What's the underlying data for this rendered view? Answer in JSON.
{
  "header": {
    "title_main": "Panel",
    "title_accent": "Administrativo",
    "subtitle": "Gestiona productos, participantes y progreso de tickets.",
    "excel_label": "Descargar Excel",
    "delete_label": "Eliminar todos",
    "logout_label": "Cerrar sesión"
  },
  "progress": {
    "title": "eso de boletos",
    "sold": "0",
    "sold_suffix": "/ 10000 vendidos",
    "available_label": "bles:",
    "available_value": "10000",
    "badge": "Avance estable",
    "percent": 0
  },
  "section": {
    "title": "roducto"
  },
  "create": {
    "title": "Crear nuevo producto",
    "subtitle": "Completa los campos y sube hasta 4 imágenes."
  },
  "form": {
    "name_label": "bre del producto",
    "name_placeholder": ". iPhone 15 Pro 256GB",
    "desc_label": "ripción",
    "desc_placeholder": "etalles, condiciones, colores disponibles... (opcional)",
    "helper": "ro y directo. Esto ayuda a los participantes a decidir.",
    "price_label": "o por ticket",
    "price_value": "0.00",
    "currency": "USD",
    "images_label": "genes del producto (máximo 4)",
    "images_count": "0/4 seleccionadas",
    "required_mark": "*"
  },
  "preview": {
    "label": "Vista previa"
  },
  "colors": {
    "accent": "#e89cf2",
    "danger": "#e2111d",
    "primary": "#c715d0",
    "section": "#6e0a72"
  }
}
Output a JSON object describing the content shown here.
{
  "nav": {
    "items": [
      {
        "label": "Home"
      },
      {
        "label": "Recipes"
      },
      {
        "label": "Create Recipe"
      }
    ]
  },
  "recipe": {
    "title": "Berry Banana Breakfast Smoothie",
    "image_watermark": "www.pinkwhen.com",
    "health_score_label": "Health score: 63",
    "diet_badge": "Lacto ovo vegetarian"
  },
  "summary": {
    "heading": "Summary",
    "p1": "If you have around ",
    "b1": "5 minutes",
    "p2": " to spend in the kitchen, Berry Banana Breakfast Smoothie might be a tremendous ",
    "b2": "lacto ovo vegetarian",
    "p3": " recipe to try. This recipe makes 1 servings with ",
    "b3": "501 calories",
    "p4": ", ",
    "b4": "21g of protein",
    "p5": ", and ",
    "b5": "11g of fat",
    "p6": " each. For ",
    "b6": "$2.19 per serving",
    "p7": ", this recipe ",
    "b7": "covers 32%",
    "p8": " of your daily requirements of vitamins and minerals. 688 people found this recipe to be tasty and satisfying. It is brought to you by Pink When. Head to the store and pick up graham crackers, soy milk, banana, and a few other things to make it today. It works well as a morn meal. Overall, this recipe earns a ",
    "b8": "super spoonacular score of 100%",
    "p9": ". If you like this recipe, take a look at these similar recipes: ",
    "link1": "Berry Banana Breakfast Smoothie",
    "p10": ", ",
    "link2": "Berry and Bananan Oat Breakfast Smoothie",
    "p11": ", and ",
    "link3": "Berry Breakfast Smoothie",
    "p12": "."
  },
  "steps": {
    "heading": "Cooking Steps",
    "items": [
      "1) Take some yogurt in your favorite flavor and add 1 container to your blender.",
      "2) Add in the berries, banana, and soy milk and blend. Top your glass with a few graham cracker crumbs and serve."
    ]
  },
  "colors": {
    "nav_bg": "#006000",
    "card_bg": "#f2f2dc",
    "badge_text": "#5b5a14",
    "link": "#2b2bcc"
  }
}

———

Copy out each record, keeping every word as it is.

Written solution:
What's the underlying data for this rendered view? Answer in JSON.
{
  "header": {
    "title_main": "Panel",
    "title_accent": "Administrativo",
    "subtitle": "Gestiona productos, participantes y progreso de tickets.",
    "excel_label": "Descargar Excel",
    "delete_label": "Eliminar todos",
    "logout_label": "Cerrar sesión"
  },
  "progress": {
    "title": "eso de boletos",
    "sold": "0",
    "sold_suffix": "/ 10000 vendidos",
    "available_label": "bles:",
    "available_value": "10000",
    "badge": "Avance estable",
    "percent": 0
  },
  "section": {
    "title": "roducto"
  },
  "create": {
    "title": "Crear nuevo producto",
    "subtitle": "Completa los campos y sube hasta 4 imágenes."
  },
  "form": {
    "name_label": "bre del producto",
    "name_placeholder": ". iPhone 15 Pro 256GB",
    "desc_label": "ripción",
    "desc_placeholder": "etalles, condiciones, colores disponibles... (opcional)",
    "helper": "ro y directo. Esto ayuda a los participantes a decidir.",
    "price_label": "o por ticket",
    "price_value": "0.00",
    "currency": "USD",
    "images_label": "genes del producto (máximo 4)",
    "images_count": "0/4 seleccionadas",
    "required_mark": "*"
  },
  "preview": {
    "label": "Vista previa"
  },
  "colors": {
    "accent": "#e89cf2",
    "danger": "#e2111d",
    "primary": "#c715d0",
    "section": "#6e0a72"
  }
}
Output a JSON object describing the content shown here.
{
  "nav": {
    "items": [
      {
        "label": "Home"
      },
      {
        "label": "Recipes"
      },
      {
        "label": "Create Recipe"
      }
    ]
  },
  "recipe": {
    "title": "Berry Banana Breakfast Smoothie",
    "image_watermark": "www.pinkwhen.com",
    "health_score_label": "Health score: 63",
    "diet_badge": "Lacto ovo vegetarian"
  },
  "summary": {
    "heading": "Summary",
    "p1": "If you have around ",
    "b1": "5 minutes",
    "p2": " to spend in the kitchen, Berry Banana Breakfast Smoothie might be a tremendous ",
    "b2": "lacto ovo vegetarian",
    "p3": " recipe to try. This recipe makes 1 servings with ",
    "b3": "501 calories",
    "p4": ", ",
    "b4": "21g of protein",
    "p5": ", and ",
    "b5": "11g of fat",
    "p6": " each. For ",
    "b6": "$2.19 per serving",
    "p7": ", this recipe ",
    "b7": "covers 32%",
    "p8": " of your daily requirements of vitamins and minerals. 688 people found this recipe to be tasty and satisfying. It is brought to you by Pink When. Head to the store and pick up graham crackers, soy milk, banana, and a few other things to make it today. It works well as a morn meal. Overall, this recipe earns a ",
    "b8": "super spoonacular score of 100%",
    "p9": ". If you like this recipe, take a look at these similar recipes: ",
    "link1": "Berry Banana Breakfast Smoothie",
    "p10": ", ",
    "link2": "Berry and Bananan Oat Breakfast Smoothie",
    "p11": ", and ",
    "link3": "Berry Breakfast Smoothie",
    "p12": "."
  },
  "steps": {
    "heading": "Cooking Steps",
    "items": [
      "1) Take some yogurt in your favorite flavor and add 1 container to your blender.",
      "2) Add in the berries, banana, and soy milk and blend. Top your glass with a few graham cracker crumbs and serve."
    ]
  },
  "colors": {
    "nav_bg": "#006000",
    "card_bg": "#f2f2dc",
    "badge_text": "#5b5a14",
    "link": "#2b2bcc"
  }
}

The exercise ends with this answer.